■ Data records:

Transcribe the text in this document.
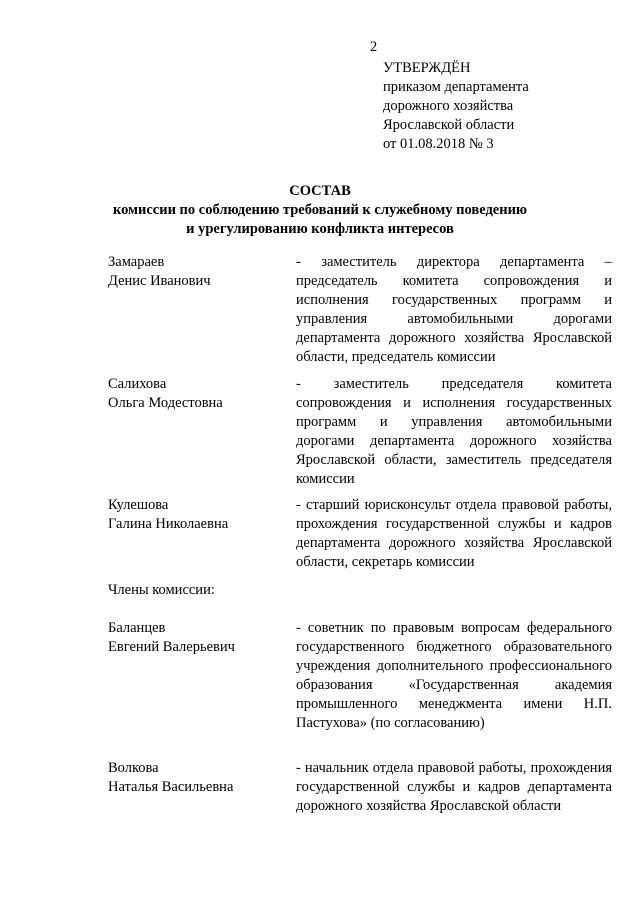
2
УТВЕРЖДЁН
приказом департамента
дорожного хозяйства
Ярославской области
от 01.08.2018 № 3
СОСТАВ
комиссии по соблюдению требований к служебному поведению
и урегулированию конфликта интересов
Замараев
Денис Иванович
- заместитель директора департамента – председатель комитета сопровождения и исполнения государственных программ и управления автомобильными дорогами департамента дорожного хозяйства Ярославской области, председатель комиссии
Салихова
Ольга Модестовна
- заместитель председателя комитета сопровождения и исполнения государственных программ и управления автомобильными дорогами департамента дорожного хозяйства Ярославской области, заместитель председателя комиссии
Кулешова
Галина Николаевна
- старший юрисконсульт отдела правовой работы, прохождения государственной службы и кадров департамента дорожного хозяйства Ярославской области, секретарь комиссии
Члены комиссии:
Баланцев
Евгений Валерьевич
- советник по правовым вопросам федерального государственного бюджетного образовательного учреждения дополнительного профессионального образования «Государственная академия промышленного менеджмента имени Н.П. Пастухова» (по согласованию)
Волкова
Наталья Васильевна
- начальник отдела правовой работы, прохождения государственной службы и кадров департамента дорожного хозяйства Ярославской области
--
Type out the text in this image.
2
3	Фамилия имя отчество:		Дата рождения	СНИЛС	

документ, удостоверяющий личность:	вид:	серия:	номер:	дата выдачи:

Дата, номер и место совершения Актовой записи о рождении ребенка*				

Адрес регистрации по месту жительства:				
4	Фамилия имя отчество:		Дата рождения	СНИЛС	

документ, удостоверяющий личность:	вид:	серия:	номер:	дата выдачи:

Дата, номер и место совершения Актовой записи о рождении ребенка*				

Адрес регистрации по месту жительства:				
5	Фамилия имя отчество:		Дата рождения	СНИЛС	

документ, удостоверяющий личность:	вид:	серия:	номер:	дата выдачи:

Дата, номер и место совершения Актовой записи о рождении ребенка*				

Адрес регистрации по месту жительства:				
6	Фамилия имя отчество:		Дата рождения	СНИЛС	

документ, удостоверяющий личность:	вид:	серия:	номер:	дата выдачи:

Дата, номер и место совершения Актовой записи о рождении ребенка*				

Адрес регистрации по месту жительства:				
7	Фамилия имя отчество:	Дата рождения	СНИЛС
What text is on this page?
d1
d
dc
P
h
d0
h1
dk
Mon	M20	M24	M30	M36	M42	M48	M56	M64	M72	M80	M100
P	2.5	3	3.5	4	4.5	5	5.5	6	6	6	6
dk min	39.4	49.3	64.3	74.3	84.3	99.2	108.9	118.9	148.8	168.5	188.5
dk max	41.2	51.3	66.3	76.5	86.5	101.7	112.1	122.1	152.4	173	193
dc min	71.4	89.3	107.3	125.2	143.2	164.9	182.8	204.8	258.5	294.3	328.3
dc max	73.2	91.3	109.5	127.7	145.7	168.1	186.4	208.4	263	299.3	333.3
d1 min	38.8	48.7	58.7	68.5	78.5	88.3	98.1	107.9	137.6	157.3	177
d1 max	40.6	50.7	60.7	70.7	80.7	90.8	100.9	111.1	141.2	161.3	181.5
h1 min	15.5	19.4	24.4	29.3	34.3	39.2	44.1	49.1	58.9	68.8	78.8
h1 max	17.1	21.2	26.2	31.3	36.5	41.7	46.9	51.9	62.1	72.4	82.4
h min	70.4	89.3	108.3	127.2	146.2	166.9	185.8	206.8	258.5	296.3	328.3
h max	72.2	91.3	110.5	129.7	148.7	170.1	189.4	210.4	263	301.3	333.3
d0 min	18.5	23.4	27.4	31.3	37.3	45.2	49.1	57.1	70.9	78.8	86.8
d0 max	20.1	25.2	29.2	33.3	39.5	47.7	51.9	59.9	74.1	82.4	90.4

■ Written problem:
List all lines holding the string "государственной".

■ Answer to this task:
- старший юрисконсульт отдела правовой работы, прохождения государственной службы и кадров департамента дорожного хозяйства Ярославской области, секретарь комиссии
- начальник отдела правовой работы, прохождения государственной службы и кадров департамента дорожного хозяйства Ярославской области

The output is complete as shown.